Dataset items
※
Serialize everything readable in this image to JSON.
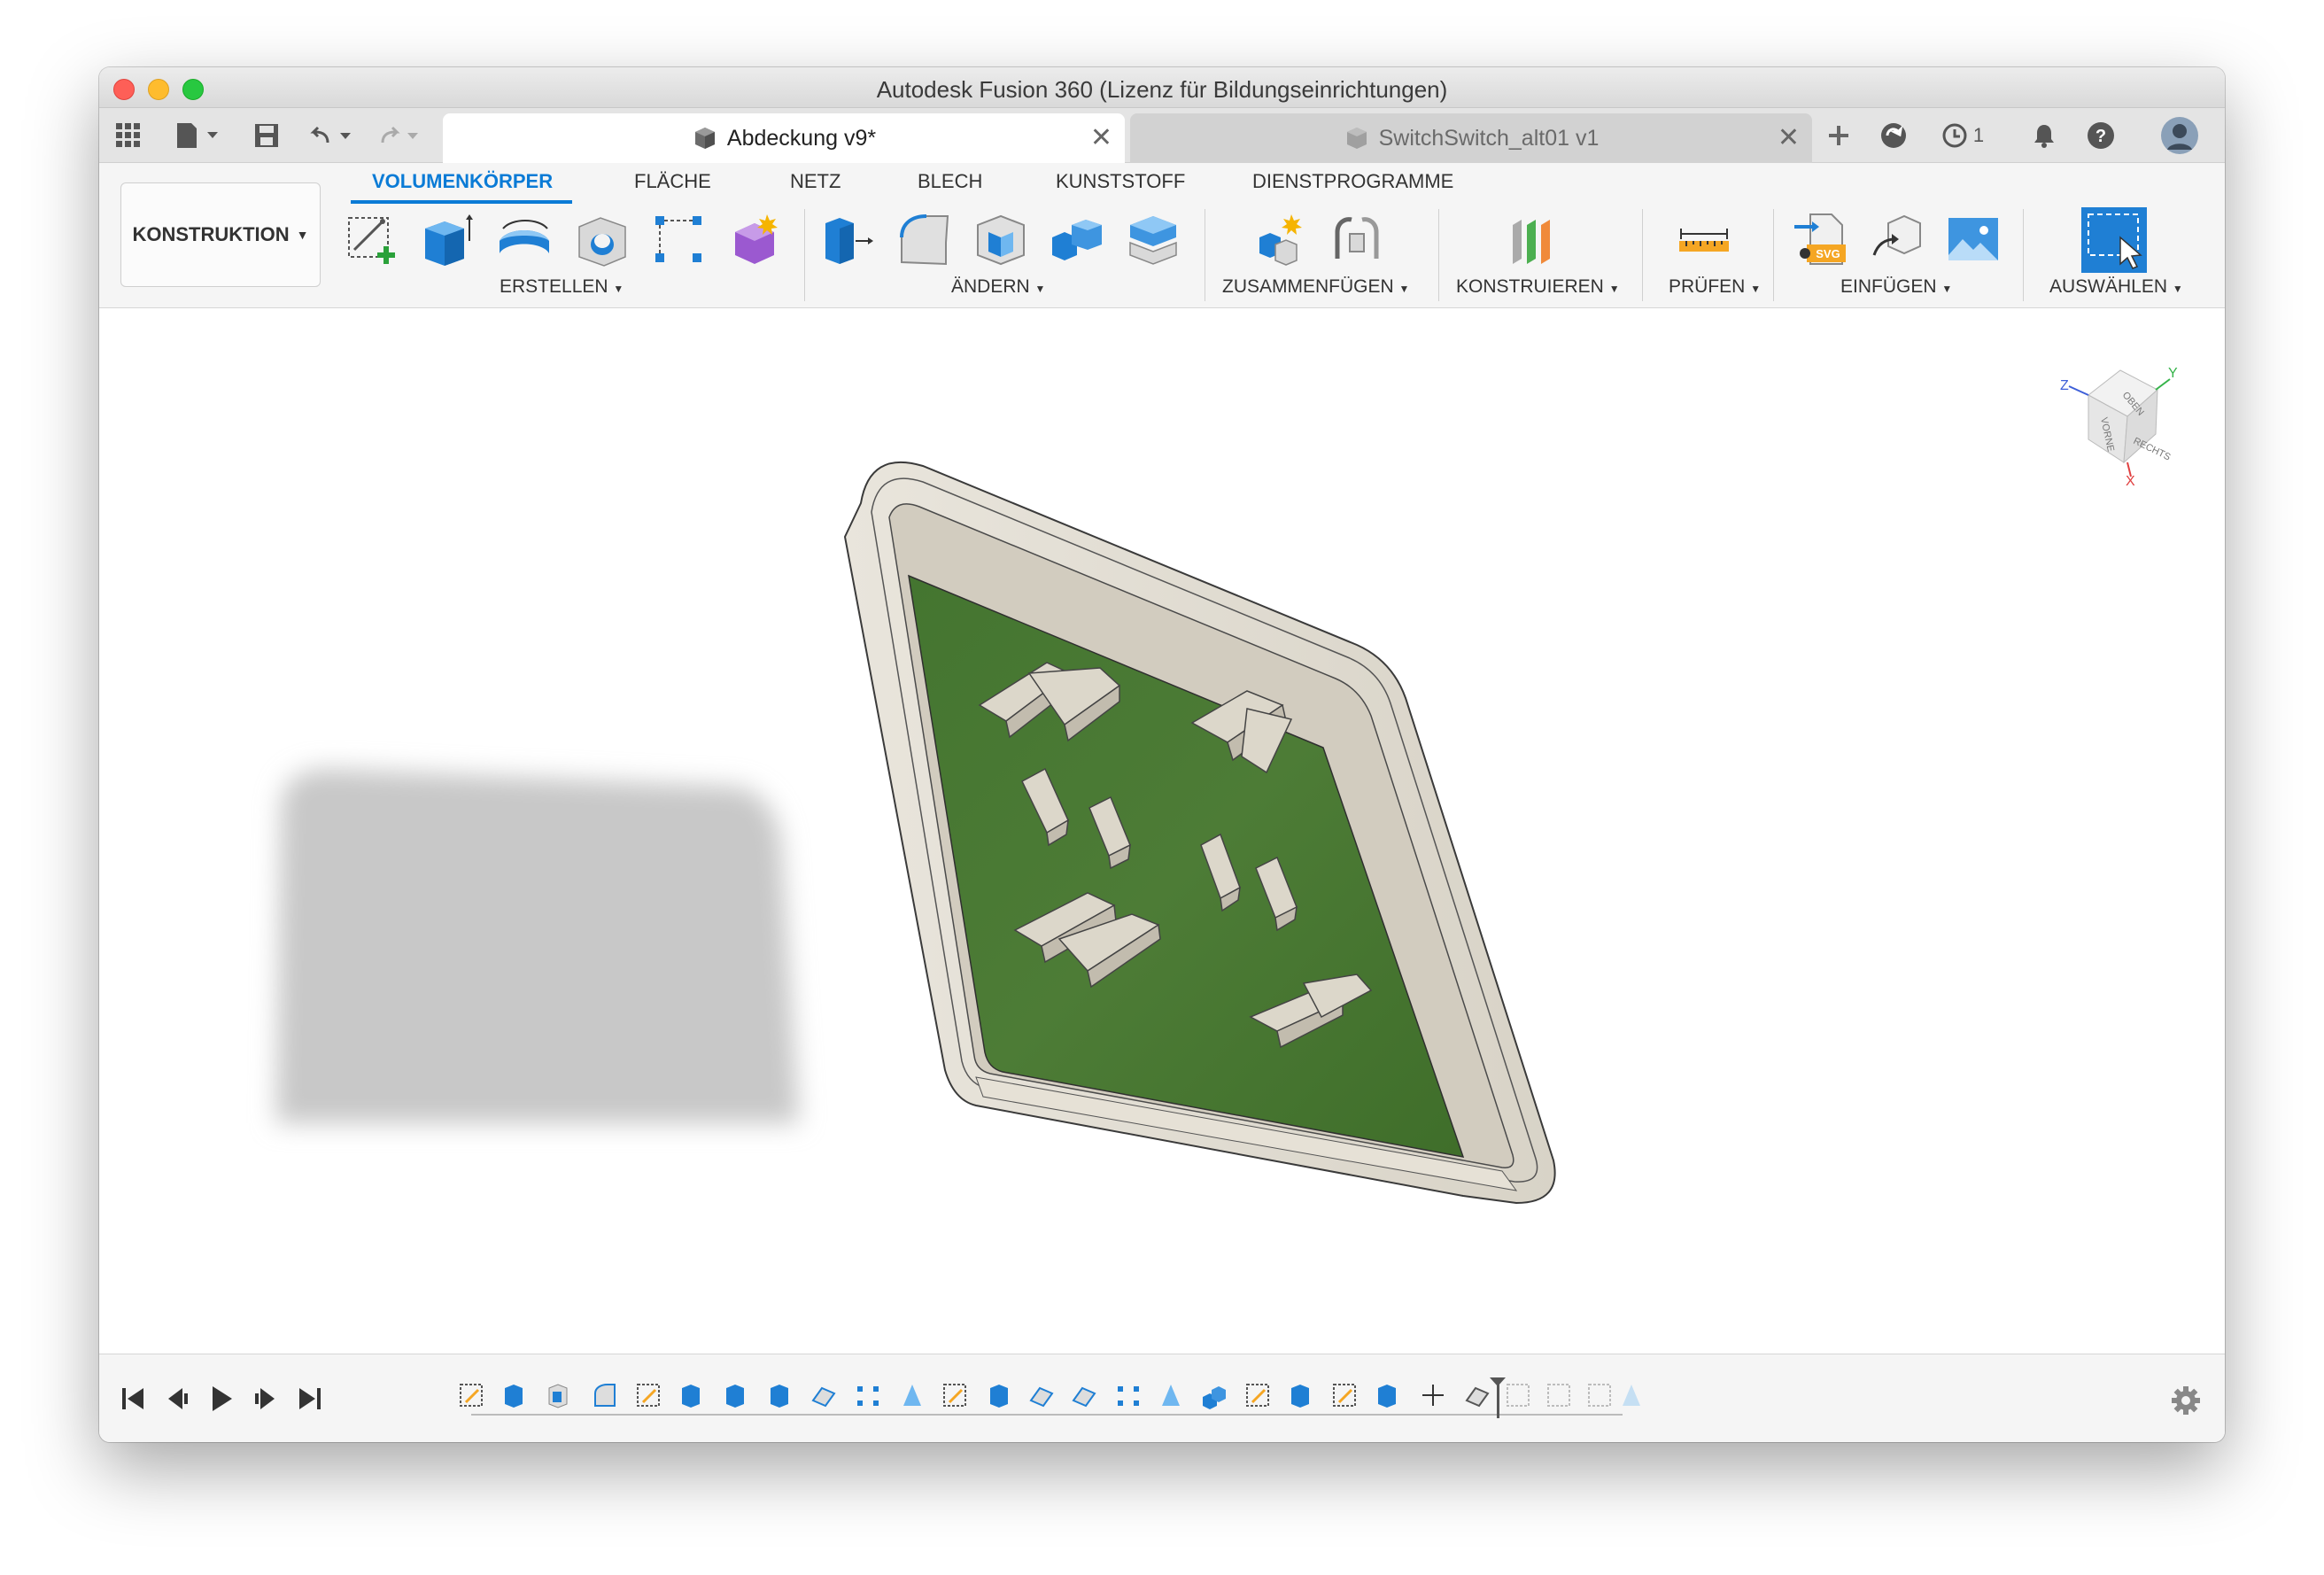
{
  "window": {
    "title": "Autodesk Fusion 360 (Lizenz für Bildungseinrichtungen)"
  },
  "tabs": {
    "active": "Abdeckung v9*",
    "inactive": "SwitchSwitch_alt01 v1",
    "job_count": "1"
  },
  "toolbar": {
    "workspace": "KONSTRUKTION",
    "menu_tabs": [
      "VOLUMENKÖRPER",
      "FLÄCHE",
      "NETZ",
      "BLECH",
      "KUNSTSTOFF",
      "DIENSTPROGRAMME"
    ],
    "groups": {
      "create": "ERSTELLEN",
      "modify": "ÄNDERN",
      "assemble": "ZUSAMMENFÜGEN",
      "construct": "KONSTRUIEREN",
      "inspect": "PRÜFEN",
      "insert": "EINFÜGEN",
      "select": "AUSWÄHLEN"
    }
  },
  "viewcube": {
    "faces": [
      "OBEN",
      "VORNE",
      "RECHTS"
    ],
    "axes": [
      "Z",
      "Y",
      "X"
    ]
  },
  "colors": {
    "accent": "#0a7bd6",
    "pcb_green": "#4a7a32",
    "body_beige": "#e8e4db"
  },
  "timeline": {
    "playback": [
      "first-icon",
      "prev-icon",
      "play-icon",
      "next-icon",
      "last-icon"
    ]
  }
}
※
Leave out the pictures and copy the rest of the material above exactly.

#### [Task answer]
Serialize everything readable in this image to JSON.
{
  "window": {
    "title": "Autodesk Fusion 360 (Lizenz für Bildungseinrichtungen)"
  },
  "tabs": {
    "active": "Abdeckung v9*",
    "inactive": "SwitchSwitch_alt01 v1",
    "job_count": "1"
  },
  "toolbar": {
    "workspace": "KONSTRUKTION",
    "menu_tabs": [
      "VOLUMENKÖRPER",
      "FLÄCHE",
      "NETZ",
      "BLECH",
      "KUNSTSTOFF",
      "DIENSTPROGRAMME"
    ],
    "groups": {
      "create": "ERSTELLEN",
      "modify": "ÄNDERN",
      "assemble": "ZUSAMMENFÜGEN",
      "construct": "KONSTRUIEREN",
      "inspect": "PRÜFEN",
      "insert": "EINFÜGEN",
      "select": "AUSWÄHLEN"
    }
  },
  "viewcube": {
    "faces": [
      "OBEN",
      "VORNE",
      "RECHTS"
    ],
    "axes": [
      "Z",
      "Y",
      "X"
    ]
  },
  "colors": {
    "accent": "#0a7bd6",
    "pcb_green": "#4a7a32",
    "body_beige": "#e8e4db"
  },
  "timeline": {
    "playback": [
      "first-icon",
      "prev-icon",
      "play-icon",
      "next-icon",
      "last-icon"
    ]
  }
}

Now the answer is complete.